Using the material below, copy every line where "Cost" appears.

--------------------

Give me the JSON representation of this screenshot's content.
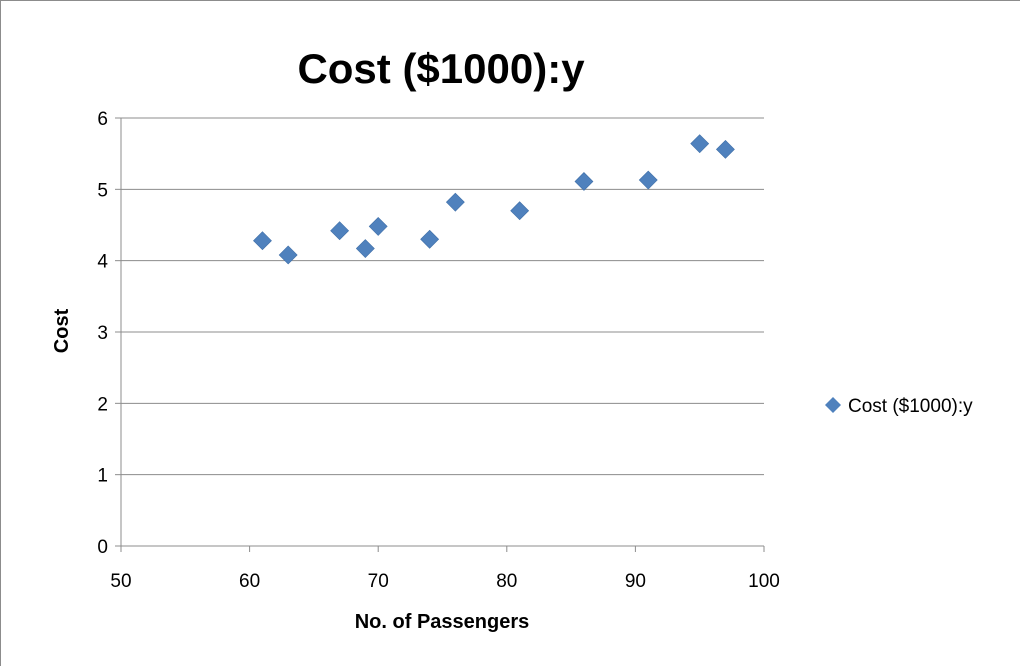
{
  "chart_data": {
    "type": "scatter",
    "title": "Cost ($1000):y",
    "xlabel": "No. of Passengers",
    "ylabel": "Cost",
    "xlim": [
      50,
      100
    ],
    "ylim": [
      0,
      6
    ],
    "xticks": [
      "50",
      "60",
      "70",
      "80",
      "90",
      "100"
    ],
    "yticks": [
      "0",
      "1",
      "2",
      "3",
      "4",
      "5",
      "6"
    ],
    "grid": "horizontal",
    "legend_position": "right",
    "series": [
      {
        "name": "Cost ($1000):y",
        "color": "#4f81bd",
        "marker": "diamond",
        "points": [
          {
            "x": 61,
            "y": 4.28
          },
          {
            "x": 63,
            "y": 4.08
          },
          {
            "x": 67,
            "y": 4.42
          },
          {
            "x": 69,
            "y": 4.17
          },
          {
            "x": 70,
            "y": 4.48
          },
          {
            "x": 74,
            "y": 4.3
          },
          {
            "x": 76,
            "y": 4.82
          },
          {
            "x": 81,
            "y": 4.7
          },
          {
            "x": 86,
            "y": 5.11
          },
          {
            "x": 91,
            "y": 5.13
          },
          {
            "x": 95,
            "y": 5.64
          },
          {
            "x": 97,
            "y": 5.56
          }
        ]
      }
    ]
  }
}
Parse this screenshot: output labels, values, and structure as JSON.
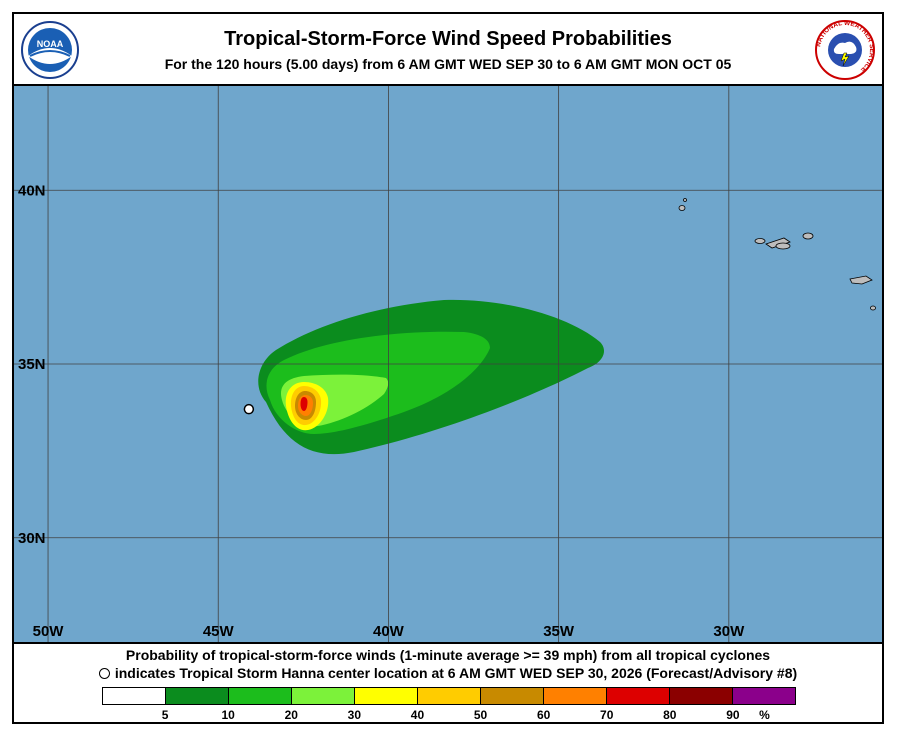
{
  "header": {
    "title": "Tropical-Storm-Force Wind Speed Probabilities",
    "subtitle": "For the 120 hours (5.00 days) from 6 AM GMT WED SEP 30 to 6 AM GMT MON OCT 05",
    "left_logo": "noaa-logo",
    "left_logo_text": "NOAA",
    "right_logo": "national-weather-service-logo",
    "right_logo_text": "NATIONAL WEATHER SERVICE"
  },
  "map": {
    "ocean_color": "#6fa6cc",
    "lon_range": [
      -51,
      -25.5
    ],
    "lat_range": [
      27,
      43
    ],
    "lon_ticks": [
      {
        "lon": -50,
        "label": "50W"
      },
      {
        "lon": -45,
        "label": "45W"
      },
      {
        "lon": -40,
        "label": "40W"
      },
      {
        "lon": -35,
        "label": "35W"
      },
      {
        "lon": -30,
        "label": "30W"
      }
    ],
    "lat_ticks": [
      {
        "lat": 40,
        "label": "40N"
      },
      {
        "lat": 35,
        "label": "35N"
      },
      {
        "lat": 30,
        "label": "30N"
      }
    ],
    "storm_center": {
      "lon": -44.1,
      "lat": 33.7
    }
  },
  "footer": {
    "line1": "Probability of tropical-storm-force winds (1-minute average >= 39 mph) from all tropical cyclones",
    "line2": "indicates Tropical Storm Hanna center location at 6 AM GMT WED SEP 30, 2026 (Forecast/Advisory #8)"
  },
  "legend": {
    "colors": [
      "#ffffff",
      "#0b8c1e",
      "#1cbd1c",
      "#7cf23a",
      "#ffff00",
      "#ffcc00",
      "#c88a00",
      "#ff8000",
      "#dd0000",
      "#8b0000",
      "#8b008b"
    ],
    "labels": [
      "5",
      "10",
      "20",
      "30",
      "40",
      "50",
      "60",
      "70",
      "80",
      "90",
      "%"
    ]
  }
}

--------------------

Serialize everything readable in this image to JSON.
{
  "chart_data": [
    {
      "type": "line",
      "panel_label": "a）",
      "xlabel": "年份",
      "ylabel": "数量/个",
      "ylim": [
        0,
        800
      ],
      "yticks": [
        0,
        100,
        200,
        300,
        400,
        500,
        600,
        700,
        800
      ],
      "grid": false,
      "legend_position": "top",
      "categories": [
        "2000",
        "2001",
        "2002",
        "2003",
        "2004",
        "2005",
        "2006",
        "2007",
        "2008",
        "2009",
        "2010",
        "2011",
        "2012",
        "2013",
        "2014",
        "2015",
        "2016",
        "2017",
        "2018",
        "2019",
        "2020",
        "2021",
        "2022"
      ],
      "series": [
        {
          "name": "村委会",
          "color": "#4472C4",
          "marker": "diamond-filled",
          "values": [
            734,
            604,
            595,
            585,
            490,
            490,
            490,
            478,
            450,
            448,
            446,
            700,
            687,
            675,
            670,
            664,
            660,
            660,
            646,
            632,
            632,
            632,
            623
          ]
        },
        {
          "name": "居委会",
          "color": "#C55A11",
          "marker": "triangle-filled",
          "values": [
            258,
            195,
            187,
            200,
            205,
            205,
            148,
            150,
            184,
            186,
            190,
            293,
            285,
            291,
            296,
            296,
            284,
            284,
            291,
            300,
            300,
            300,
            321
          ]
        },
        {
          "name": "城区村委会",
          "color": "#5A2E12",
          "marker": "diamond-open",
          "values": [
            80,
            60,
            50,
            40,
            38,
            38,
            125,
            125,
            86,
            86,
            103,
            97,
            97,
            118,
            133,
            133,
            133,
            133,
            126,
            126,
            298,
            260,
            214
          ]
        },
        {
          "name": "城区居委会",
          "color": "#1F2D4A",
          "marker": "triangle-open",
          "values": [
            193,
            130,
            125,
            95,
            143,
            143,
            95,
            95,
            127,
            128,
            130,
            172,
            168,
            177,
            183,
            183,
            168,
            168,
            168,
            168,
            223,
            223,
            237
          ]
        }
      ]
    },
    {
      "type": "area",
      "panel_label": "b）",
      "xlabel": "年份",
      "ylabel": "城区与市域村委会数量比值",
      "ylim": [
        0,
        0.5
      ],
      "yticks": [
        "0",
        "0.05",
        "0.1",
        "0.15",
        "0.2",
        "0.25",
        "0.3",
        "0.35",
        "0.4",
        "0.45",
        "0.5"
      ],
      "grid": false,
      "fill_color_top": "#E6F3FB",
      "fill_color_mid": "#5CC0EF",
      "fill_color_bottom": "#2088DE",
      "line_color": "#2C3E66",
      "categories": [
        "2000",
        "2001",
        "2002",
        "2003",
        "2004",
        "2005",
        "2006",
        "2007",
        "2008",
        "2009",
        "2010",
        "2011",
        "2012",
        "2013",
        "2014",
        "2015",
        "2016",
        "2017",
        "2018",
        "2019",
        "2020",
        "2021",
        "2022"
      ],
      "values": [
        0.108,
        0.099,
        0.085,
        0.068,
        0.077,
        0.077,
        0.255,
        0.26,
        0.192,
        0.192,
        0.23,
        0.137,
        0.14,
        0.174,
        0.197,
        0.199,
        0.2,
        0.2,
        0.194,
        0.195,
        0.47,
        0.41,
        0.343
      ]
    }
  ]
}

--------------------

- Output:
    "title": "Cost ($1000):y",
    "ylabel": "Cost",
        "name": "Cost ($1000):y",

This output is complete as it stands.